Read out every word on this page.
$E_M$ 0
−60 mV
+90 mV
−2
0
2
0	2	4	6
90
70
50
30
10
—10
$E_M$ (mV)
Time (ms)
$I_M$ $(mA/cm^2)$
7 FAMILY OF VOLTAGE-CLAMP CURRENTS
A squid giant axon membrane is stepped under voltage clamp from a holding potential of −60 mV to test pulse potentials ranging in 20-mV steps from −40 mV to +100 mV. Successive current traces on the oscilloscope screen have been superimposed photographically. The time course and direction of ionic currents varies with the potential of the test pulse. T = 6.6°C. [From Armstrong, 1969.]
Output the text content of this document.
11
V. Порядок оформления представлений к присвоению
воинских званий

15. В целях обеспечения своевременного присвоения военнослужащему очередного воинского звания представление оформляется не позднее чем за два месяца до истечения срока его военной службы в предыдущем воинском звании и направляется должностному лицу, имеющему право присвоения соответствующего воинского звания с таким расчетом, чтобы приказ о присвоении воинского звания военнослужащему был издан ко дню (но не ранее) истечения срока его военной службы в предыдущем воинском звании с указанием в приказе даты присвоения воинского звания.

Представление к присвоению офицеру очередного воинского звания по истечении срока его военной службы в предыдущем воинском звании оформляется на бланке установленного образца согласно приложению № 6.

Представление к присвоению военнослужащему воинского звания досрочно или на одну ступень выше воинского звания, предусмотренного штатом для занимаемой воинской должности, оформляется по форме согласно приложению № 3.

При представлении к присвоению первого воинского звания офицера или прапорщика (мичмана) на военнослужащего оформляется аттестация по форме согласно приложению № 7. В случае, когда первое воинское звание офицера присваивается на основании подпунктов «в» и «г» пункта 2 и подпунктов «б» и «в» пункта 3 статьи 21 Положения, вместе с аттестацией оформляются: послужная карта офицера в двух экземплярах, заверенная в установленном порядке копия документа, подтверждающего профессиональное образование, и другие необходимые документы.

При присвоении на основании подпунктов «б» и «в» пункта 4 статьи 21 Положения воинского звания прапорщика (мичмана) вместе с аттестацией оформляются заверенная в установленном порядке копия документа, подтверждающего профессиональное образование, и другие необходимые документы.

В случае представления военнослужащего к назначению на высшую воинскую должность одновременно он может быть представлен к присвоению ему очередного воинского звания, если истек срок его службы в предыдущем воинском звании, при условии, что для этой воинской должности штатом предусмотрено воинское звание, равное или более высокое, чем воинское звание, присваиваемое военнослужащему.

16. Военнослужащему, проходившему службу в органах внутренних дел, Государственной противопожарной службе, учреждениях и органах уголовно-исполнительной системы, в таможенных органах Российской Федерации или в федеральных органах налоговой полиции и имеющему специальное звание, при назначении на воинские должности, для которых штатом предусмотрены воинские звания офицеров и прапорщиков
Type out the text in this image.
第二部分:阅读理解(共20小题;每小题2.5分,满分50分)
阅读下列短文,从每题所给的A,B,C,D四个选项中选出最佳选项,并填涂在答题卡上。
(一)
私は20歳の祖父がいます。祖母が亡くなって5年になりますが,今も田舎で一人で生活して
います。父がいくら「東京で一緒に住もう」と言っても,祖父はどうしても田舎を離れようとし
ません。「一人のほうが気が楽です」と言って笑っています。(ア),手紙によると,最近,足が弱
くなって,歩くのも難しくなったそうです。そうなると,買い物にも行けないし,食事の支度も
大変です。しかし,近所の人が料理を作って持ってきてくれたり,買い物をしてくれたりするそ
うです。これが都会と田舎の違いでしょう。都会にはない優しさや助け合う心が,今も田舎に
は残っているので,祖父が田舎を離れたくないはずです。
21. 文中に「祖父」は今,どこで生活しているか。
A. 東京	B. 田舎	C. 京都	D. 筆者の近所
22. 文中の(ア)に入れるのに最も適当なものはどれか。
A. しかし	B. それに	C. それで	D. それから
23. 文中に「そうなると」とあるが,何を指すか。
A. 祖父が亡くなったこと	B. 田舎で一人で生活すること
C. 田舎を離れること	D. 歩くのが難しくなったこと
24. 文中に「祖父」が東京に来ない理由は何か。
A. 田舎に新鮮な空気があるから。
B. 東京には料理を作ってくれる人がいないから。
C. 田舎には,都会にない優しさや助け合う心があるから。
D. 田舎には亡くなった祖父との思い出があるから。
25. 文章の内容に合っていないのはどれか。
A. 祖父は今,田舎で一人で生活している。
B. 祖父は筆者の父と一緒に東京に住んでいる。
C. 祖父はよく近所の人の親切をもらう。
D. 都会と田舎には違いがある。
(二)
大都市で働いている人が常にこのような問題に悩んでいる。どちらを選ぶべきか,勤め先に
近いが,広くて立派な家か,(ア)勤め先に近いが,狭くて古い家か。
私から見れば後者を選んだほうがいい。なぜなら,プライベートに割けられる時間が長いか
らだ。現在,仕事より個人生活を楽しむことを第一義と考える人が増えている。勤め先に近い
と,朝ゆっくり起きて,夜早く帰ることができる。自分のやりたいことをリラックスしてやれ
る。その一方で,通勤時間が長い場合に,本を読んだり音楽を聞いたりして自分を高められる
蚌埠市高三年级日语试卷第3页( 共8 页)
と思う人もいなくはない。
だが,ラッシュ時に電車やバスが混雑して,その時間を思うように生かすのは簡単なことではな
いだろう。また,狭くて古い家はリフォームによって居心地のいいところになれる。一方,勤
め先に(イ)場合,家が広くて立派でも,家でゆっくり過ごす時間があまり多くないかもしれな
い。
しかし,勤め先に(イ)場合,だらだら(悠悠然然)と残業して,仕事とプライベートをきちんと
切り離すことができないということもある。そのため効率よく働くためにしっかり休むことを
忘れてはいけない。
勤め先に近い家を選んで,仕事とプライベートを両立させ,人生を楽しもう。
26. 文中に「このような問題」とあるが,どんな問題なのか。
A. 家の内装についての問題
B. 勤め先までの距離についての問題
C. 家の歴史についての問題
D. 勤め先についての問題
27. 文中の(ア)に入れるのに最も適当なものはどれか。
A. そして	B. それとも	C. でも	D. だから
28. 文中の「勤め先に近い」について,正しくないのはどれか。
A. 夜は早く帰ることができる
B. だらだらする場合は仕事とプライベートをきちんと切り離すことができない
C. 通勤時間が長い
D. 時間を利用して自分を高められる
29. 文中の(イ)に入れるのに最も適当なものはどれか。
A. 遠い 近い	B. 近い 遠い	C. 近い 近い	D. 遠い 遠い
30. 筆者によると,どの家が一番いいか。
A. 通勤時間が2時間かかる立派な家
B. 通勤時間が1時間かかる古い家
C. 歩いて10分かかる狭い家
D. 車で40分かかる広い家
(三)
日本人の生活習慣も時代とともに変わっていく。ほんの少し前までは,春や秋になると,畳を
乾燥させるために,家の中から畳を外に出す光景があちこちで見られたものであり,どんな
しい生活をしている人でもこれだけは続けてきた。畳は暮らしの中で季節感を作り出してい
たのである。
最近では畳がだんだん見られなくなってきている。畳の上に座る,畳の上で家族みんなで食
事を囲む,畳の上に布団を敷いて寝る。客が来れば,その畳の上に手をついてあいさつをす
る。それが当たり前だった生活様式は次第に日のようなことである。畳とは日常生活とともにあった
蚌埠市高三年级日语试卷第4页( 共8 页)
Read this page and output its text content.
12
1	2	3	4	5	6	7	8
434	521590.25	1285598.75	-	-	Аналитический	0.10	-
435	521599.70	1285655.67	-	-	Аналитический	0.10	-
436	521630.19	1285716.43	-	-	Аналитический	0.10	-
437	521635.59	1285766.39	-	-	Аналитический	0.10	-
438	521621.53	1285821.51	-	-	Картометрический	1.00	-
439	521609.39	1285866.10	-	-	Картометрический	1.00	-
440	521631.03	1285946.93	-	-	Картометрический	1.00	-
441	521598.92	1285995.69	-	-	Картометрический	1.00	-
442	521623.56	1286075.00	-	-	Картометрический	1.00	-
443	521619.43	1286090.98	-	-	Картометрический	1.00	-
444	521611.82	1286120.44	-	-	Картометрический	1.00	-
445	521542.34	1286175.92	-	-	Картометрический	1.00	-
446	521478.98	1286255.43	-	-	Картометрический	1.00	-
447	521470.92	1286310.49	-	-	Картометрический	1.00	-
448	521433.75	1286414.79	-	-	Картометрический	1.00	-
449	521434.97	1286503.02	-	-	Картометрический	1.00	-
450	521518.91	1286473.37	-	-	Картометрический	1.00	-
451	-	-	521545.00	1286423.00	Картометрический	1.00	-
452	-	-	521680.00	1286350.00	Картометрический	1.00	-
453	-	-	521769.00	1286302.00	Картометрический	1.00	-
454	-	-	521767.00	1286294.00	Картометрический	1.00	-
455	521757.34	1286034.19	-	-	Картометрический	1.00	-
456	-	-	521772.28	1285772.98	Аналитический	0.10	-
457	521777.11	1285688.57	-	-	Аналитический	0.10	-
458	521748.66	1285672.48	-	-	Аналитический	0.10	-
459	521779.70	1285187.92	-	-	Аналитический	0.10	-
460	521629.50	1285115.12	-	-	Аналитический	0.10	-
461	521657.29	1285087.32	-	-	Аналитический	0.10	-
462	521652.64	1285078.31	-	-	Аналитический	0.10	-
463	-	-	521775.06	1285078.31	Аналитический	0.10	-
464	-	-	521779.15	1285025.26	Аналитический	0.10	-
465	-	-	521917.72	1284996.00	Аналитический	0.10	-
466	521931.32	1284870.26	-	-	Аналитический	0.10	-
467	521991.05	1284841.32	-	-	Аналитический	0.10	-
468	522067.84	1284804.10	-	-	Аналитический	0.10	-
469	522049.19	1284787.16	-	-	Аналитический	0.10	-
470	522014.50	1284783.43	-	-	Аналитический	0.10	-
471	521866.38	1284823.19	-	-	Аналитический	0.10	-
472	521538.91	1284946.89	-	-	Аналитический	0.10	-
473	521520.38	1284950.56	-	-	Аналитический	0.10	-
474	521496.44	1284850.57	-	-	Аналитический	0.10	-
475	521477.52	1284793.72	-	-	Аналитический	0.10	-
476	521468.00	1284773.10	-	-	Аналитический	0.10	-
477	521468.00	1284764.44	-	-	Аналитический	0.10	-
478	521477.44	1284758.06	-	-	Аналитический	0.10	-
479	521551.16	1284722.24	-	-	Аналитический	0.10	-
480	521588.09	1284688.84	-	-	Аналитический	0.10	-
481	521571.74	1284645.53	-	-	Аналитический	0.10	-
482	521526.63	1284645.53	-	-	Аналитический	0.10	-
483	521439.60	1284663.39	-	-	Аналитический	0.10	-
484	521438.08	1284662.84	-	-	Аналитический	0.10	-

========

> **Instructions for the task**: In the listing above, find each line with the word "воинской" and copy it.

> **Task output**:
Представление к присвоению военнослужащему воинского звания досрочно или на одну ступень выше воинского звания, предусмотренного штатом для занимаемой воинской должности, оформляется по форме согласно приложению № 3.
В случае представления военнослужащего к назначению на высшую воинскую должность одновременно он может быть представлен к присвоению ему очередного воинского звания, если истек срок его службы в предыдущем воинском звании, при условии, что для этой воинской должности штатом предусмотрено воинское звание, равное или более высокое, чем воинское звание, присваиваемое военнослужащему.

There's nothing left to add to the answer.